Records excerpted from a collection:

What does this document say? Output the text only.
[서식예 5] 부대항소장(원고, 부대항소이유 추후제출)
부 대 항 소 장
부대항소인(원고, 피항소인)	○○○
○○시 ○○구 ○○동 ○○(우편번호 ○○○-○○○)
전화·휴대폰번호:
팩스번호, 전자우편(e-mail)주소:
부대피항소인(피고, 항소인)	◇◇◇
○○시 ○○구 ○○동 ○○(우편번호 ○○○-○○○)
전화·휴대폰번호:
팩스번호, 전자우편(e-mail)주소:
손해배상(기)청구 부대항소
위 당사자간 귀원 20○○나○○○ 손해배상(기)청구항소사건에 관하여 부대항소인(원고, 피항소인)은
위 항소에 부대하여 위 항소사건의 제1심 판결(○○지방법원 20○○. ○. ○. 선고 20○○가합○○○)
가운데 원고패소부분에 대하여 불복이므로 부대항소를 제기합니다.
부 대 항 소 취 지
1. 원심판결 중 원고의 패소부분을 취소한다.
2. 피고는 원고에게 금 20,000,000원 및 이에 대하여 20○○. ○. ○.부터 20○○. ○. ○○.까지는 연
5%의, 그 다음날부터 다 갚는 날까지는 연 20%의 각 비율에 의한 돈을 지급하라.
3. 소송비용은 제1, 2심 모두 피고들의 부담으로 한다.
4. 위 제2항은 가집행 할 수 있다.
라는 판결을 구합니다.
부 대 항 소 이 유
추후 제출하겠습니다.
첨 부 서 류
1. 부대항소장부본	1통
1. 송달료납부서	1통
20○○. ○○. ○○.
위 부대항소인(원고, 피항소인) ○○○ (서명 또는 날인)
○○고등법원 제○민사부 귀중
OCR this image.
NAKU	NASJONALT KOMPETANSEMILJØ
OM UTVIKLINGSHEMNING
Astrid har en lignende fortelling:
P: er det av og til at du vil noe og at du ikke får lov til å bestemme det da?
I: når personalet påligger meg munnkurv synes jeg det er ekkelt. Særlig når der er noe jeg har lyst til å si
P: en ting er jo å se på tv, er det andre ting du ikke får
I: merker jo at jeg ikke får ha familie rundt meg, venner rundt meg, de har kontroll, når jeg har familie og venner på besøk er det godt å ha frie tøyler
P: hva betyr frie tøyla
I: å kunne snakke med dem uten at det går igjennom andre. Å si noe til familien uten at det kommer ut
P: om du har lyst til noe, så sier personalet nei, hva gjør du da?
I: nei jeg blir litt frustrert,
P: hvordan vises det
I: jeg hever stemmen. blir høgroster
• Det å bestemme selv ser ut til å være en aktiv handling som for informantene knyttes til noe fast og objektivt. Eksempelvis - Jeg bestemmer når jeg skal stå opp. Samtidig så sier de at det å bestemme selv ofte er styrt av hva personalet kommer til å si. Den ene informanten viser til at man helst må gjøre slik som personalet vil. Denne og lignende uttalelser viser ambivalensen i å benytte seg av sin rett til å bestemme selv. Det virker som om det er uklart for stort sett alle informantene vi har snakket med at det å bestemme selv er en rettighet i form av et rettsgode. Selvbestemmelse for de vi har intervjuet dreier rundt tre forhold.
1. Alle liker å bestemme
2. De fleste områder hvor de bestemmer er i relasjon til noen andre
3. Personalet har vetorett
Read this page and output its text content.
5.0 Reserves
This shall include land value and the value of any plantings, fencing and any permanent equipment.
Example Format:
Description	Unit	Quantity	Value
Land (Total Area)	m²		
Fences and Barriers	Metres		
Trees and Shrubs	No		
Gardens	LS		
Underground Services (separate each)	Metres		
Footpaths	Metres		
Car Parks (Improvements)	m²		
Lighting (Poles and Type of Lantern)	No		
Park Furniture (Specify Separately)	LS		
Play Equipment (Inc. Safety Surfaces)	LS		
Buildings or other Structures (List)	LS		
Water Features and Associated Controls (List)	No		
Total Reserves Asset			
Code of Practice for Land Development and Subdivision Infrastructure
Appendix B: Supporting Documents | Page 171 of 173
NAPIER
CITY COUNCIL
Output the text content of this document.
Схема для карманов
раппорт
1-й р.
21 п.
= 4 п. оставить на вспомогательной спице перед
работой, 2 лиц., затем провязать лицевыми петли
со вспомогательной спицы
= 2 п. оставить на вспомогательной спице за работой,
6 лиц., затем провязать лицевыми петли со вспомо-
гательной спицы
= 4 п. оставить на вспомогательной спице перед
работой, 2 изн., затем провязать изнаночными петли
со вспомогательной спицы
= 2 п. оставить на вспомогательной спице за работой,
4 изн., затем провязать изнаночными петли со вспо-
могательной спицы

_Exercise prompt:_ Of the lines in the entries, how many include the word "부대항소인"? State only the number.

_Final result:_ 3